Report the number of lines in these entries that contain "posts". Write only the number.

Part of a data file:
************
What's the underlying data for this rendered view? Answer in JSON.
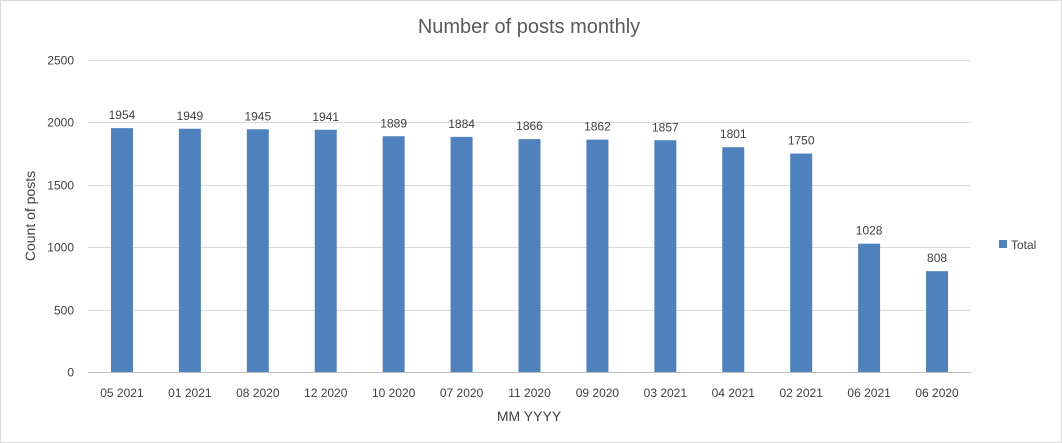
{
  "chart_data": {
    "type": "bar",
    "title": "Number of posts monthly",
    "xlabel": "MM YYYY",
    "ylabel": "Count of posts",
    "categories": [
      "05 2021",
      "01 2021",
      "08 2020",
      "12 2020",
      "10 2020",
      "07 2020",
      "11 2020",
      "09 2020",
      "03 2021",
      "04 2021",
      "02 2021",
      "06 2021",
      "06 2020"
    ],
    "series": [
      {
        "name": "Total",
        "color": "#4f81bd",
        "values": [
          1954,
          1949,
          1945,
          1941,
          1889,
          1884,
          1866,
          1862,
          1857,
          1801,
          1750,
          1028,
          808
        ]
      }
    ],
    "ylim": [
      0,
      2500
    ],
    "yticks": [
      0,
      500,
      1000,
      1500,
      2000,
      2500
    ],
    "grid": true,
    "legend_position": "right",
    "data_labels": true
  }
}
************
# Output for this exercise
2